■ **Task instructions**
Copy out, from the entries below, each line holding the string "name".

■ **Recorded data**
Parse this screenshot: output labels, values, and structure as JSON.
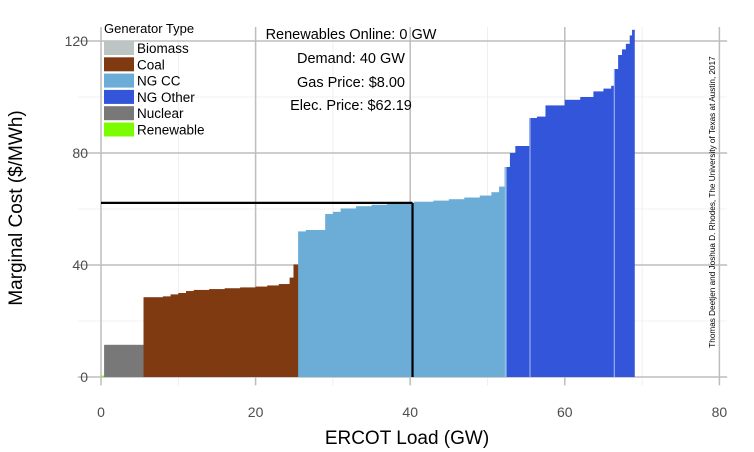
{
  "chart_data": {
    "type": "bar",
    "subtype": "supply-curve-step",
    "xlabel": "ERCOT Load (GW)",
    "ylabel": "Marginal Cost ($/MWh)",
    "xlim": [
      -3,
      81
    ],
    "ylim": [
      -3,
      125
    ],
    "x_ticks": [
      0,
      20,
      40,
      60,
      80
    ],
    "y_ticks": [
      0,
      40,
      80,
      120
    ],
    "x_tick_labels": [
      "0",
      "20",
      "40",
      "60",
      "80"
    ],
    "y_tick_labels": [
      "0",
      "40",
      "80",
      "120"
    ],
    "grid": true,
    "legend_title": "Generator Type",
    "legend_position": "top-left",
    "legend": [
      {
        "name": "Biomass",
        "color": "#bcc4c4"
      },
      {
        "name": "Coal",
        "color": "#7f3a11"
      },
      {
        "name": "NG CC",
        "color": "#6badd6"
      },
      {
        "name": "NG Other",
        "color": "#3355d9"
      },
      {
        "name": "Nuclear",
        "color": "#787878"
      },
      {
        "name": "Renewable",
        "color": "#7cfc00"
      }
    ],
    "annotations": {
      "renewables_online": "Renewables Online: 0 GW",
      "demand": "Demand: 40 GW",
      "gas_price": "Gas Price: $8.00",
      "elec_price": "Elec. Price: $62.19"
    },
    "demand_gw": 40.3,
    "clearing_price": 62.19,
    "credit": "Thomas Deetjen and Joshua D. Rhodes, The University of Texas at Austin, 2017",
    "segments": [
      {
        "type": "Renewable",
        "x0": 0.0,
        "x1": 0.4,
        "y": 0.5
      },
      {
        "type": "Nuclear",
        "x0": 0.4,
        "x1": 5.5,
        "y": 11.5
      },
      {
        "type": "Coal",
        "x0": 5.5,
        "x1": 8.0,
        "y": 28.5
      },
      {
        "type": "Coal",
        "x0": 8.0,
        "x1": 9.0,
        "y": 28.8
      },
      {
        "type": "Coal",
        "x0": 9.0,
        "x1": 10.0,
        "y": 29.5
      },
      {
        "type": "Coal",
        "x0": 10.0,
        "x1": 11.0,
        "y": 30.0
      },
      {
        "type": "Coal",
        "x0": 11.0,
        "x1": 12.0,
        "y": 30.7
      },
      {
        "type": "Coal",
        "x0": 12.0,
        "x1": 14.0,
        "y": 31.1
      },
      {
        "type": "Coal",
        "x0": 14.0,
        "x1": 16.0,
        "y": 31.4
      },
      {
        "type": "Coal",
        "x0": 16.0,
        "x1": 18.0,
        "y": 31.7
      },
      {
        "type": "Coal",
        "x0": 18.0,
        "x1": 20.0,
        "y": 32.0
      },
      {
        "type": "Coal",
        "x0": 20.0,
        "x1": 21.5,
        "y": 32.3
      },
      {
        "type": "Coal",
        "x0": 21.5,
        "x1": 23.0,
        "y": 32.7
      },
      {
        "type": "Coal",
        "x0": 23.0,
        "x1": 24.4,
        "y": 33.2
      },
      {
        "type": "Coal",
        "x0": 24.4,
        "x1": 24.9,
        "y": 35.5
      },
      {
        "type": "Coal",
        "x0": 24.9,
        "x1": 25.5,
        "y": 40.2
      },
      {
        "type": "NG CC",
        "x0": 25.5,
        "x1": 26.5,
        "y": 52.0
      },
      {
        "type": "NG CC",
        "x0": 26.5,
        "x1": 29.0,
        "y": 52.5
      },
      {
        "type": "NG CC",
        "x0": 29.0,
        "x1": 30.0,
        "y": 58.2
      },
      {
        "type": "NG CC",
        "x0": 30.0,
        "x1": 31.0,
        "y": 59.0
      },
      {
        "type": "NG CC",
        "x0": 31.0,
        "x1": 33.0,
        "y": 60.2
      },
      {
        "type": "NG CC",
        "x0": 33.0,
        "x1": 35.0,
        "y": 61.0
      },
      {
        "type": "NG CC",
        "x0": 35.0,
        "x1": 37.0,
        "y": 61.5
      },
      {
        "type": "NG CC",
        "x0": 37.0,
        "x1": 40.5,
        "y": 62.19
      },
      {
        "type": "NG CC",
        "x0": 40.5,
        "x1": 43.0,
        "y": 62.6
      },
      {
        "type": "NG CC",
        "x0": 43.0,
        "x1": 45.0,
        "y": 63.0
      },
      {
        "type": "NG CC",
        "x0": 45.0,
        "x1": 47.0,
        "y": 63.5
      },
      {
        "type": "NG CC",
        "x0": 47.0,
        "x1": 49.0,
        "y": 64.1
      },
      {
        "type": "NG CC",
        "x0": 49.0,
        "x1": 50.5,
        "y": 64.8
      },
      {
        "type": "NG CC",
        "x0": 50.5,
        "x1": 51.5,
        "y": 66.0
      },
      {
        "type": "NG CC",
        "x0": 51.5,
        "x1": 52.2,
        "y": 68.0
      },
      {
        "type": "NG CC",
        "x0": 52.2,
        "x1": 52.5,
        "y": 75.0
      },
      {
        "type": "NG Other",
        "x0": 52.5,
        "x1": 52.9,
        "y": 75.0
      },
      {
        "type": "NG Other",
        "x0": 52.9,
        "x1": 53.6,
        "y": 80.0
      },
      {
        "type": "NG Other",
        "x0": 53.6,
        "x1": 55.4,
        "y": 82.5
      },
      {
        "type": "NG Other",
        "x0": 55.4,
        "x1": 56.4,
        "y": 92.5
      },
      {
        "type": "NG Other",
        "x0": 56.4,
        "x1": 57.5,
        "y": 93.0
      },
      {
        "type": "NG Other",
        "x0": 57.5,
        "x1": 60.0,
        "y": 97.0
      },
      {
        "type": "NG Other",
        "x0": 60.0,
        "x1": 62.0,
        "y": 99.0
      },
      {
        "type": "NG Other",
        "x0": 62.0,
        "x1": 63.7,
        "y": 100.0
      },
      {
        "type": "NG Other",
        "x0": 63.7,
        "x1": 65.0,
        "y": 102.0
      },
      {
        "type": "NG Other",
        "x0": 65.0,
        "x1": 66.0,
        "y": 103.0
      },
      {
        "type": "NG Other",
        "x0": 66.0,
        "x1": 66.4,
        "y": 104.0
      },
      {
        "type": "NG Other",
        "x0": 66.4,
        "x1": 66.9,
        "y": 110.0
      },
      {
        "type": "NG Other",
        "x0": 66.9,
        "x1": 67.4,
        "y": 115.0
      },
      {
        "type": "NG Other",
        "x0": 67.4,
        "x1": 67.9,
        "y": 117.0
      },
      {
        "type": "NG Other",
        "x0": 67.9,
        "x1": 68.4,
        "y": 119.0
      },
      {
        "type": "NG Other",
        "x0": 68.4,
        "x1": 68.7,
        "y": 122.0
      },
      {
        "type": "NG Other",
        "x0": 68.7,
        "x1": 69.0,
        "y": 124.0
      }
    ],
    "divider_x": [
      52.3,
      55.5,
      66.4
    ]
  }
}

■ **Result**
        "name": "Biomass",
        "name": "Coal",
        "name": "NG CC",
        "name": "NG Other",
        "name": "Nuclear",
        "name": "Renewable",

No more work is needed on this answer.